──────── DOCUMENT SECTION ────────
= Sergio Zanni =

Italian painter and sculptor (born 1942)

Sergio Zanni (born 22 May 1942) is an Italian painter and sculptor.

==Life and career==
Zanni was born on 22 May 1942 in Ferrara. After obtaining the Diploma at the Institute of Arts 'Dosso Dossi' in Ferrara, Italy, he graduated from the Academy of Arts (Accademia delle Belle Arti) in Bologna. He taught in the Institute of Arts 'Dosso Dossi' until 1995.

For his research in sculpturing he utilized backed clay and, successively, lighter material for sculptures of large dimensions.

Vittorio Sgarbi has defined Zanni a "surrealism from the Po Plain".

Sergio Zanni defines his research in arts and sculpture: "My job allows me to continuously travel in order to discover unknown sites. These sites have been materialized in several characters: hermits, rain men, killers, war memorials, devils, attendants of the plains, gypsies, observers, hikers. Deep-sea divers, water, front-less characters, pilots, cloud hunters, oblomov, smokers, painters of war, mysterious angels, with no front, siren’s songs, and go on until to the last sculptures, the equilibrists, Ulysses and other hikers. Near the end of the 20s century I wonder about realizing large sized sculptures: the loved backed clay is regrettably heavy and fragile. I was forced in some way to test more handy and less noble materials than the backed clay. In this last step the experience with the polystyrene covered by kryptonite and iron balls (all very recent materials used on the stages), fibreglass, iron rods and assemblages with iron material took place. From these materials my largest sculptures aroused: kamikazes, the wagon of the winners, the six white pilots, the large traveller."
──────── PROVIDED ENTRIES ────────
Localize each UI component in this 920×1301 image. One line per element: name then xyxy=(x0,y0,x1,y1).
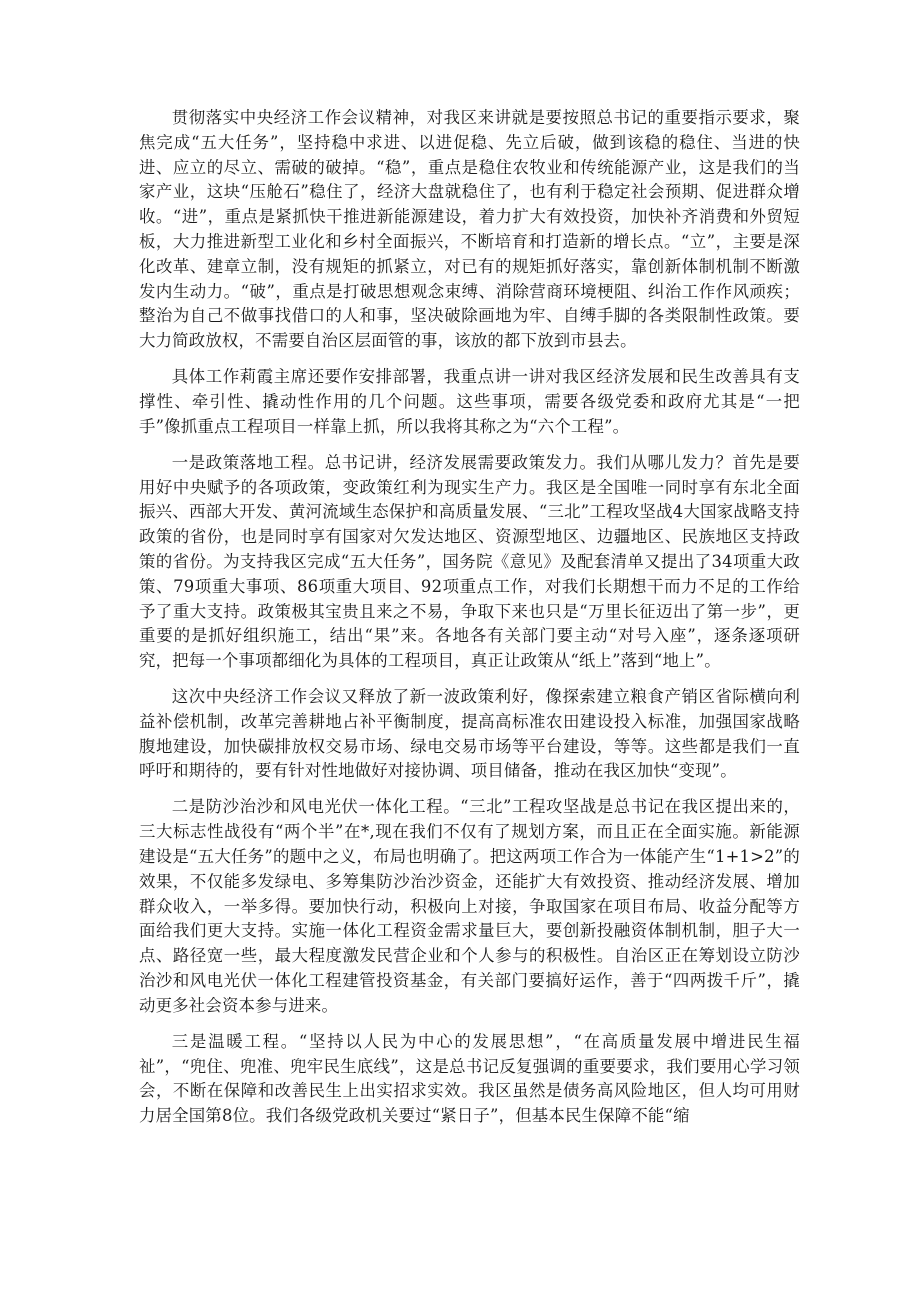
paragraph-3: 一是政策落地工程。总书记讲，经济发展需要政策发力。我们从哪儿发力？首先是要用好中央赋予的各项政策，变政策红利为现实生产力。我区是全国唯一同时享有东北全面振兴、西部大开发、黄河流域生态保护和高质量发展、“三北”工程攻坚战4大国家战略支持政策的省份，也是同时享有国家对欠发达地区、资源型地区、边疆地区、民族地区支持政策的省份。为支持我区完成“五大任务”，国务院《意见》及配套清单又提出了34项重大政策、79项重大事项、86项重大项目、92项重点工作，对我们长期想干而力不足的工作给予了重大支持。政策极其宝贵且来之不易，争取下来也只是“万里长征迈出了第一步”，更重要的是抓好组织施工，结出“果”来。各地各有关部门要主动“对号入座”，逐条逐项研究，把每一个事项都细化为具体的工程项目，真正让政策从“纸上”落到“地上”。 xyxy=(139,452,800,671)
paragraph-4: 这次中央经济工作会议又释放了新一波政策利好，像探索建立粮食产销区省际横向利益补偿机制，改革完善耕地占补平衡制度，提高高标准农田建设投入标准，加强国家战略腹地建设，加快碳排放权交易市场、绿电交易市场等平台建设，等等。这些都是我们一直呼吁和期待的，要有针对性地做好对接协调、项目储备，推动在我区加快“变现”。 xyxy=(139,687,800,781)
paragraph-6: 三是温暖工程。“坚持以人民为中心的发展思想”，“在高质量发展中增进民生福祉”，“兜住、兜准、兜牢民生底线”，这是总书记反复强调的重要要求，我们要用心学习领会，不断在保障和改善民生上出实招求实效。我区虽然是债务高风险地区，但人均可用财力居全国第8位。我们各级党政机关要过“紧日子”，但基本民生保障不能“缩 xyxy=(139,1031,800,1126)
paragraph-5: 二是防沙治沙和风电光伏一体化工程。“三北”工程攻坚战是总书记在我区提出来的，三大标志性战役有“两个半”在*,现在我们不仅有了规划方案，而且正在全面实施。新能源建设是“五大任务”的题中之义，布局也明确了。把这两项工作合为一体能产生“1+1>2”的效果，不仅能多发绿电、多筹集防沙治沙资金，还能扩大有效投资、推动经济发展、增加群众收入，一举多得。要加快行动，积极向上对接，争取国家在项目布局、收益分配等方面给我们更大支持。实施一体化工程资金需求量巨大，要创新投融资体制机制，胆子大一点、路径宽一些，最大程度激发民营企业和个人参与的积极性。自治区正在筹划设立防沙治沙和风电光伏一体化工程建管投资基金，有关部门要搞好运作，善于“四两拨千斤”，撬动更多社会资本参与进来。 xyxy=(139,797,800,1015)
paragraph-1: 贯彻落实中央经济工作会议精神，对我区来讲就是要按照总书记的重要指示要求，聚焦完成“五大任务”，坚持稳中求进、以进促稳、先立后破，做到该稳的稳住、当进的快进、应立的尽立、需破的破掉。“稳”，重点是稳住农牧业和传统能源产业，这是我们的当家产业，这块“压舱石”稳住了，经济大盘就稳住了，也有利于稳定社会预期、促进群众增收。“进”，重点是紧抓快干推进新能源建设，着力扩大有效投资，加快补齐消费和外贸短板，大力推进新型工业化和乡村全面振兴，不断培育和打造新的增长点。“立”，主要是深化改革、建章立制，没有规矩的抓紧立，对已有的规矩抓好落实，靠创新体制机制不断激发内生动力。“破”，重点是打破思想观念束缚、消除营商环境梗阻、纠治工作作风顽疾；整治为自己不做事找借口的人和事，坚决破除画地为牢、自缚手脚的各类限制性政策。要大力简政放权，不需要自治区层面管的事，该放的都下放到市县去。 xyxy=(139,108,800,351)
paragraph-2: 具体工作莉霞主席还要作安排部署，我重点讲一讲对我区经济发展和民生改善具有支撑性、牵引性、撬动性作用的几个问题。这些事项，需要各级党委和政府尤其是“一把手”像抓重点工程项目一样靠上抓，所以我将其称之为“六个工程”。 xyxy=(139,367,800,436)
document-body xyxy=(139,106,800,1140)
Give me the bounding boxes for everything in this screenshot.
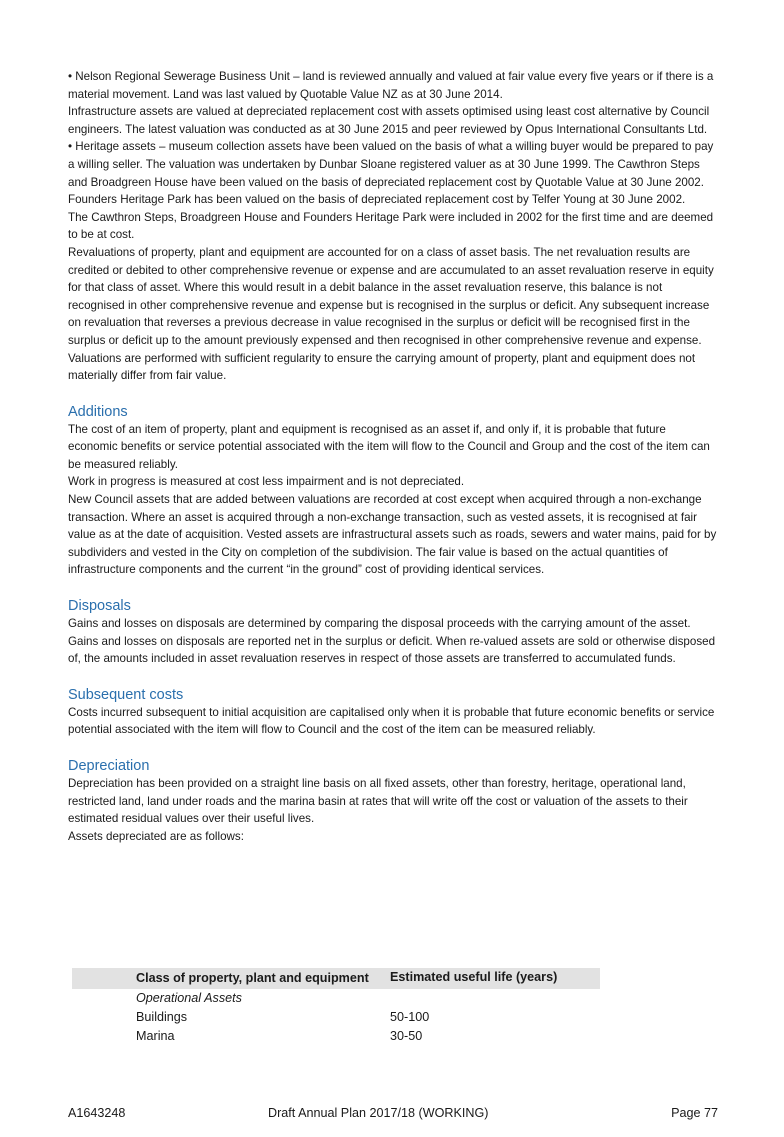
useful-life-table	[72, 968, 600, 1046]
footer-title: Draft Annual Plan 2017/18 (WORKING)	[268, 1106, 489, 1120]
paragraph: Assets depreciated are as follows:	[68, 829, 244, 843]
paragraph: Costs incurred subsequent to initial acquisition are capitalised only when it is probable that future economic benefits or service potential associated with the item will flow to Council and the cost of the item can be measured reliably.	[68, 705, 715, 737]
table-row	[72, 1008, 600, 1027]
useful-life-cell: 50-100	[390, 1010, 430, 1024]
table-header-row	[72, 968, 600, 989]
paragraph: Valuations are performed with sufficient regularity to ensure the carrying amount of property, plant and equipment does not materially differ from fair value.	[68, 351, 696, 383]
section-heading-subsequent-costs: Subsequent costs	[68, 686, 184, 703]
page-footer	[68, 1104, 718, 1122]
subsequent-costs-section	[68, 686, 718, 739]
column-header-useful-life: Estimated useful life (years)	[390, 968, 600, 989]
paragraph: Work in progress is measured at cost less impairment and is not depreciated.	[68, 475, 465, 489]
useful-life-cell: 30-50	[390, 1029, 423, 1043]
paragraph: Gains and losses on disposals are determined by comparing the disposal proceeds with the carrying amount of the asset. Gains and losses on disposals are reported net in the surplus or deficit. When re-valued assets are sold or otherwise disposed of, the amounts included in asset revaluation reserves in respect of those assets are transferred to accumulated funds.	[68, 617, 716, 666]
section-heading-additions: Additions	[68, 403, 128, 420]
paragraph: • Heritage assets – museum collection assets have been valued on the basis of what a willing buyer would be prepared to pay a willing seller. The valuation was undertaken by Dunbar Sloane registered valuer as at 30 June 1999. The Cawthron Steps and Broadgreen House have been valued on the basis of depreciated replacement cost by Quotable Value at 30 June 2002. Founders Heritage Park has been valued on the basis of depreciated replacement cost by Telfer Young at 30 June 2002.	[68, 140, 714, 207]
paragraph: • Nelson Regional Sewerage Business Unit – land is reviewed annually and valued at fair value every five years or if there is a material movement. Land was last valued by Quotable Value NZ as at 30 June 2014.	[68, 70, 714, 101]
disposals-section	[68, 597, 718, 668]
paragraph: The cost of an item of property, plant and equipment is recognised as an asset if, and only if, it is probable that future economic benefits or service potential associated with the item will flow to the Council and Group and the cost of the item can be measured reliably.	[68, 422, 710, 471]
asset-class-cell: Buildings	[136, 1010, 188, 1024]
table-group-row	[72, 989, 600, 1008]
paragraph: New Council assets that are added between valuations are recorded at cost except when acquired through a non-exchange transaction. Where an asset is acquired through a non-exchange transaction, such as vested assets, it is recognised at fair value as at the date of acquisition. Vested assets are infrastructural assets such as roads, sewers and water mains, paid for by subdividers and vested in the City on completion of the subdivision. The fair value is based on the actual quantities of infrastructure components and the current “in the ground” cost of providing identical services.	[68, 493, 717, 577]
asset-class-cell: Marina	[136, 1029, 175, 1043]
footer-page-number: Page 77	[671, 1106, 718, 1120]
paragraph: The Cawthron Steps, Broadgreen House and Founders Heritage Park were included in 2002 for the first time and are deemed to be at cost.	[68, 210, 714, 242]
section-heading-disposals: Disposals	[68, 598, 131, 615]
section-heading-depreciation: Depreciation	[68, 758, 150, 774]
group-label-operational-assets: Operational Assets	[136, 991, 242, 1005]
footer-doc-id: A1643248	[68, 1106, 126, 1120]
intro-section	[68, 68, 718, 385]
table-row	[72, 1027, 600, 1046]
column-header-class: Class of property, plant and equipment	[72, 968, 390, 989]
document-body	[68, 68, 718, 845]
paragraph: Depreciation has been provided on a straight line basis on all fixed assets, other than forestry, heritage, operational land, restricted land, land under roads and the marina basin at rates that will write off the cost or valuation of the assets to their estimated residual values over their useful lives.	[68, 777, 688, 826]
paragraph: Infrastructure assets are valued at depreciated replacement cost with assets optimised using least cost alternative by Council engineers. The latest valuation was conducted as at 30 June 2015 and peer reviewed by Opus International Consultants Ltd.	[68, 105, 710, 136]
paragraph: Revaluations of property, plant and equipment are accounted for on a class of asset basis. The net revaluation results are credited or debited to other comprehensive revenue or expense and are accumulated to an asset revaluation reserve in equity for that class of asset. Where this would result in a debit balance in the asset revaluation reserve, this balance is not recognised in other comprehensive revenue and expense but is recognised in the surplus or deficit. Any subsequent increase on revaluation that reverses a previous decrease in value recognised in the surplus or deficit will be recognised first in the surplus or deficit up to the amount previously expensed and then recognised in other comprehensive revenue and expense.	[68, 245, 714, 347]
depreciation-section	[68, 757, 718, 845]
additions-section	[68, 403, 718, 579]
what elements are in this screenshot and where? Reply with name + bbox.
────────
TO DO:
1) Decide whether each statement agrees with the text about Sergio Zanni, answering yes or no and quoting the words from the text that settle it: (a) Zanni was born in Bologna. (b) Zanni taught at the Institute of Arts 'Dosso Dossi' until 1995. (c) Vittorio Sgarbi described Zanni as a "surrealism from the Po Plain".
2) In the records, update everything from the line containing "968, 600, 1046]" down to the line containing "1029, 423, 1043]" by replacing "useful-life-cell" with "life-span-cell" and changing nothing else. Return only those lines.
The text about Sergio Zanni and the records have no connection to each other.

WRITTEN RESPONSES:
1)
(a) No: "Zanni was born on 22 May 1942 in Ferrara."
(b) Yes: "He taught in the Institute of Arts 'Dosso Dossi' until 1995."
(c) Yes: "Vittorio Sgarbi has defined Zanni a "surrealism from the Po Plain"."

2)
useful-life-table	[72, 968, 600, 1046]
footer-title: Draft Annual Plan 2017/18 (WORKING)	[268, 1106, 489, 1120]
paragraph: Assets depreciated are as follows:	[68, 829, 244, 843]
paragraph: Costs incurred subsequent to initial acquisition are capitalised only when it is probable that future economic benefits or service potential associated with the item will flow to Council and the cost of the item can be measured reliably.	[68, 705, 715, 737]
table-row	[72, 1008, 600, 1027]
life-span-cell: 50-100	[390, 1010, 430, 1024]
table-header-row	[72, 968, 600, 989]
paragraph: Valuations are performed with sufficient regularity to ensure the carrying amount of property, plant and equipment does not materially differ from fair value.	[68, 351, 696, 383]
section-heading-subsequent-costs: Subsequent costs	[68, 686, 184, 703]
page-footer	[68, 1104, 718, 1122]
subsequent-costs-section	[68, 686, 718, 739]
column-header-useful-life: Estimated useful life (years)	[390, 968, 600, 989]
paragraph: Work in progress is measured at cost less impairment and is not depreciated.	[68, 475, 465, 489]
life-span-cell: 30-50	[390, 1029, 423, 1043]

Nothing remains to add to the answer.